**Required work:**
Return the complete listing that follows, with each line reproduced exactly.

**Material for this exercise:**
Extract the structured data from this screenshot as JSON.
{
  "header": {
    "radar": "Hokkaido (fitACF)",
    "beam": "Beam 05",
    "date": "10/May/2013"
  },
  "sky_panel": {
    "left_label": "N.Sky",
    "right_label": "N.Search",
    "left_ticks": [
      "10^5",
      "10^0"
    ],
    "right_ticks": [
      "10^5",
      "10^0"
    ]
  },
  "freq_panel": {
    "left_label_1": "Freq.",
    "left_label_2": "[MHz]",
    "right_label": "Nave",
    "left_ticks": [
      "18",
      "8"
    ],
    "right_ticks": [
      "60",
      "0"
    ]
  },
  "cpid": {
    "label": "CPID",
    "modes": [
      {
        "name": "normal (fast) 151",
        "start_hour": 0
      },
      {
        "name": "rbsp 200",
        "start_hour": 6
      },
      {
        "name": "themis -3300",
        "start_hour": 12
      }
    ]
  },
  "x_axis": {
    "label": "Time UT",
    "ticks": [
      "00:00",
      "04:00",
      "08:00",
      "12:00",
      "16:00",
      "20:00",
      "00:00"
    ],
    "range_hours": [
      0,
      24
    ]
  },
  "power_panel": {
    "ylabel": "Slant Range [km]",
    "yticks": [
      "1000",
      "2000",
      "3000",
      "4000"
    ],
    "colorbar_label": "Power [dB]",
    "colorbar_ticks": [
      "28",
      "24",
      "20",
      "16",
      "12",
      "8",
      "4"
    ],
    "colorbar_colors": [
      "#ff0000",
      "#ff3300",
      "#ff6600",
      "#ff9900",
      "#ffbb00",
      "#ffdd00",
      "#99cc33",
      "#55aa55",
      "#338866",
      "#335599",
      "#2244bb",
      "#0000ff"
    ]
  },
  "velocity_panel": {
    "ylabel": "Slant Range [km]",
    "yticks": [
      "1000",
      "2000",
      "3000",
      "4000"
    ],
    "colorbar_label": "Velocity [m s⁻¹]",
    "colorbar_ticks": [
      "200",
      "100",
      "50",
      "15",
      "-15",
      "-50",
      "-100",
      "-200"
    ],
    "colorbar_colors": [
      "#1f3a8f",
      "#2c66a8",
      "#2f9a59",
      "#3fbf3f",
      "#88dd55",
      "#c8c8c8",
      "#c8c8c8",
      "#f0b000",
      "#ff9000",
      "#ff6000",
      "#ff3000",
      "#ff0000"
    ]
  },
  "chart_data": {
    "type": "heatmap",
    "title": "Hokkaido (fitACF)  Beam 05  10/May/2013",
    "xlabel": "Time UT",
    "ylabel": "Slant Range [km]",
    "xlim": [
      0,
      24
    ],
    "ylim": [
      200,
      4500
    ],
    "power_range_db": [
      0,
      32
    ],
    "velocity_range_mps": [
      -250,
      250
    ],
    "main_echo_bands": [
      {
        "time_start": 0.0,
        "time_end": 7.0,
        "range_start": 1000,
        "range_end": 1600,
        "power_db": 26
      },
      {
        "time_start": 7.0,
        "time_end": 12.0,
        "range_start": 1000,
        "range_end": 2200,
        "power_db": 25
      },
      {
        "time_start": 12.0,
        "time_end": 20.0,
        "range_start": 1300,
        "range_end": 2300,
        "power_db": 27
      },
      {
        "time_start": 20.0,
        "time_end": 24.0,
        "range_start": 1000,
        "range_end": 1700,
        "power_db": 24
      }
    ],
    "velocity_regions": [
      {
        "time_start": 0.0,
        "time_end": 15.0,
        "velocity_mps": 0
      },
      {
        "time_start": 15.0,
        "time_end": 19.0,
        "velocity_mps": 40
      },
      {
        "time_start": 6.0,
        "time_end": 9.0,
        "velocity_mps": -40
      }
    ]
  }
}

**Problem solution:**
Extract the structured data from this screenshot as JSON.
{
  "header": {
    "radar": "Hokkaido (fitACF)",
    "beam": "Beam 05",
    "date": "10/May/2013"
  },
  "sky_panel": {
    "left_label": "N.Sky",
    "right_label": "N.Search",
    "left_ticks": [
      "10^5",
      "10^0"
    ],
    "right_ticks": [
      "10^5",
      "10^0"
    ]
  },
  "freq_panel": {
    "left_label_1": "Freq.",
    "left_label_2": "[MHz]",
    "right_label": "Nave",
    "left_ticks": [
      "18",
      "8"
    ],
    "right_ticks": [
      "60",
      "0"
    ]
  },
  "cpid": {
    "label": "CPID",
    "modes": [
      {
        "name": "normal (fast) 151",
        "start_hour": 0
      },
      {
        "name": "rbsp 200",
        "start_hour": 6
      },
      {
        "name": "themis -3300",
        "start_hour": 12
      }
    ]
  },
  "x_axis": {
    "label": "Time UT",
    "ticks": [
      "00:00",
      "04:00",
      "08:00",
      "12:00",
      "16:00",
      "20:00",
      "00:00"
    ],
    "range_hours": [
      0,
      24
    ]
  },
  "power_panel": {
    "ylabel": "Slant Range [km]",
    "yticks": [
      "1000",
      "2000",
      "3000",
      "4000"
    ],
    "colorbar_label": "Power [dB]",
    "colorbar_ticks": [
      "28",
      "24",
      "20",
      "16",
      "12",
      "8",
      "4"
    ],
    "colorbar_colors": [
      "#ff0000",
      "#ff3300",
      "#ff6600",
      "#ff9900",
      "#ffbb00",
      "#ffdd00",
      "#99cc33",
      "#55aa55",
      "#338866",
      "#335599",
      "#2244bb",
      "#0000ff"
    ]
  },
  "velocity_panel": {
    "ylabel": "Slant Range [km]",
    "yticks": [
      "1000",
      "2000",
      "3000",
      "4000"
    ],
    "colorbar_label": "Velocity [m s⁻¹]",
    "colorbar_ticks": [
      "200",
      "100",
      "50",
      "15",
      "-15",
      "-50",
      "-100",
      "-200"
    ],
    "colorbar_colors": [
      "#1f3a8f",
      "#2c66a8",
      "#2f9a59",
      "#3fbf3f",
      "#88dd55",
      "#c8c8c8",
      "#c8c8c8",
      "#f0b000",
      "#ff9000",
      "#ff6000",
      "#ff3000",
      "#ff0000"
    ]
  },
  "chart_data": {
    "type": "heatmap",
    "title": "Hokkaido (fitACF)  Beam 05  10/May/2013",
    "xlabel": "Time UT",
    "ylabel": "Slant Range [km]",
    "xlim": [
      0,
      24
    ],
    "ylim": [
      200,
      4500
    ],
    "power_range_db": [
      0,
      32
    ],
    "velocity_range_mps": [
      -250,
      250
    ],
    "main_echo_bands": [
      {
        "time_start": 0.0,
        "time_end": 7.0,
        "range_start": 1000,
        "range_end": 1600,
        "power_db": 26
      },
      {
        "time_start": 7.0,
        "time_end": 12.0,
        "range_start": 1000,
        "range_end": 2200,
        "power_db": 25
      },
      {
        "time_start": 12.0,
        "time_end": 20.0,
        "range_start": 1300,
        "range_end": 2300,
        "power_db": 27
      },
      {
        "time_start": 20.0,
        "time_end": 24.0,
        "range_start": 1000,
        "range_end": 1700,
        "power_db": 24
      }
    ],
    "velocity_regions": [
      {
        "time_start": 0.0,
        "time_end": 15.0,
        "velocity_mps": 0
      },
      {
        "time_start": 15.0,
        "time_end": 19.0,
        "velocity_mps": 40
      },
      {
        "time_start": 6.0,
        "time_end": 9.0,
        "velocity_mps": -40
      }
    ]
  }
}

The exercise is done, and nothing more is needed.